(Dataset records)
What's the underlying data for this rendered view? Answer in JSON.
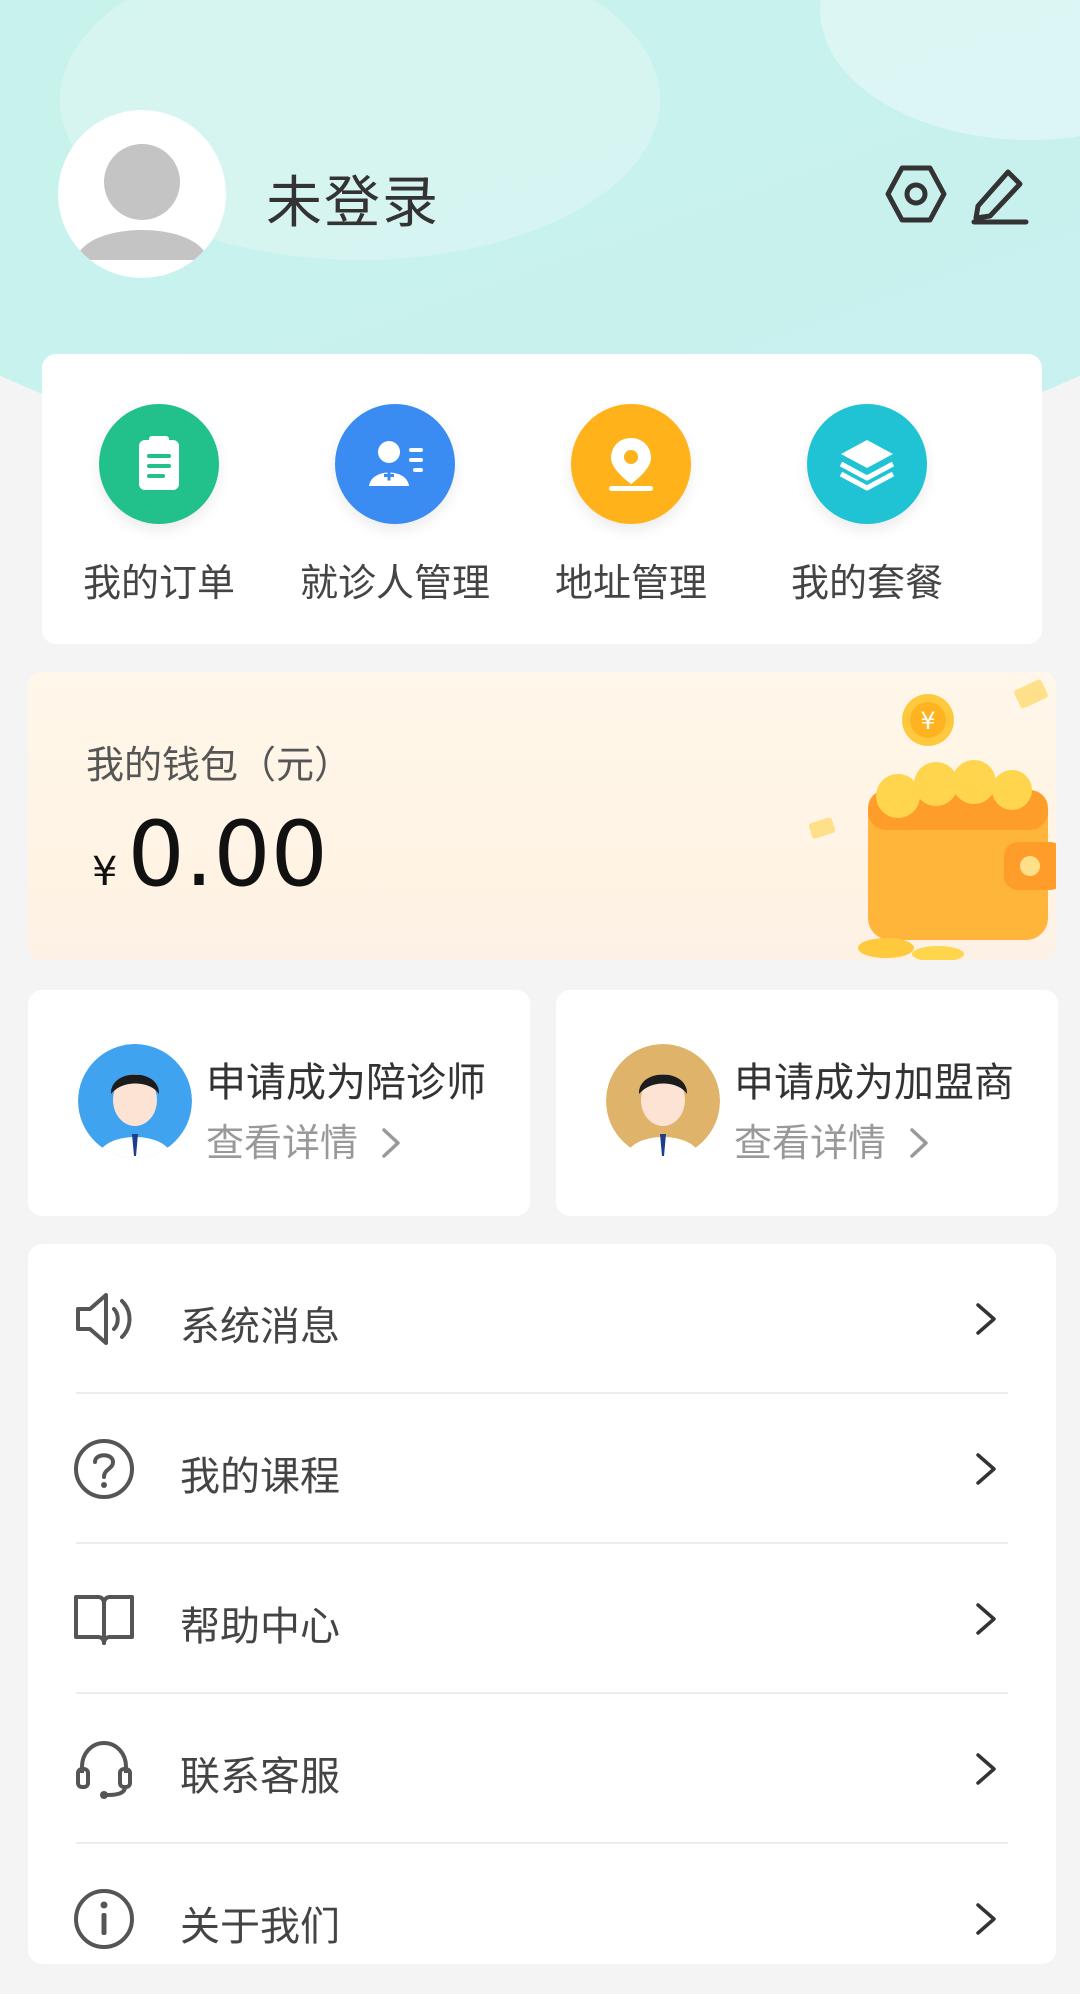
{
  "profile": {
    "name": "未登录"
  },
  "header_icons": {
    "settings_icon": "settings-hex-icon",
    "edit_icon": "edit-pen-icon"
  },
  "quick_actions": [
    {
      "label": "我的订单",
      "icon": "clipboard-icon",
      "color": "#22c08a"
    },
    {
      "label": "就诊人管理",
      "icon": "patient-icon",
      "color": "#3a8cf2"
    },
    {
      "label": "地址管理",
      "icon": "location-pin-icon",
      "color": "#ffb21a"
    },
    {
      "label": "我的套餐",
      "icon": "layers-icon",
      "color": "#1fc3d4"
    }
  ],
  "wallet": {
    "title": "我的钱包（元）",
    "currency": "¥",
    "amount": "0.00"
  },
  "apply_cards": [
    {
      "title": "申请成为陪诊师",
      "subtitle": "查看详情",
      "avatar_color": "#3fa3f0"
    },
    {
      "title": "申请成为加盟商",
      "subtitle": "查看详情",
      "avatar_color": "#e0b36a"
    }
  ],
  "menu": [
    {
      "label": "系统消息",
      "icon": "speaker-icon"
    },
    {
      "label": "我的课程",
      "icon": "question-circle-icon"
    },
    {
      "label": "帮助中心",
      "icon": "open-book-icon"
    },
    {
      "label": "联系客服",
      "icon": "headset-icon"
    },
    {
      "label": "关于我们",
      "icon": "info-circle-icon"
    }
  ]
}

_TASK OBJECTIVE_
Generate a word-for-word copy of the preceding records, excluding all pictures.

_FINAL ANSWER_
What's the underlying data for this rendered view? Answer in JSON.
{
  "profile": {
    "name": "未登录"
  },
  "header_icons": {
    "settings_icon": "settings-hex-icon",
    "edit_icon": "edit-pen-icon"
  },
  "quick_actions": [
    {
      "label": "我的订单",
      "icon": "clipboard-icon",
      "color": "#22c08a"
    },
    {
      "label": "就诊人管理",
      "icon": "patient-icon",
      "color": "#3a8cf2"
    },
    {
      "label": "地址管理",
      "icon": "location-pin-icon",
      "color": "#ffb21a"
    },
    {
      "label": "我的套餐",
      "icon": "layers-icon",
      "color": "#1fc3d4"
    }
  ],
  "wallet": {
    "title": "我的钱包（元）",
    "currency": "¥",
    "amount": "0.00"
  },
  "apply_cards": [
    {
      "title": "申请成为陪诊师",
      "subtitle": "查看详情",
      "avatar_color": "#3fa3f0"
    },
    {
      "title": "申请成为加盟商",
      "subtitle": "查看详情",
      "avatar_color": "#e0b36a"
    }
  ],
  "menu": [
    {
      "label": "系统消息",
      "icon": "speaker-icon"
    },
    {
      "label": "我的课程",
      "icon": "question-circle-icon"
    },
    {
      "label": "帮助中心",
      "icon": "open-book-icon"
    },
    {
      "label": "联系客服",
      "icon": "headset-icon"
    },
    {
      "label": "关于我们",
      "icon": "info-circle-icon"
    }
  ]
}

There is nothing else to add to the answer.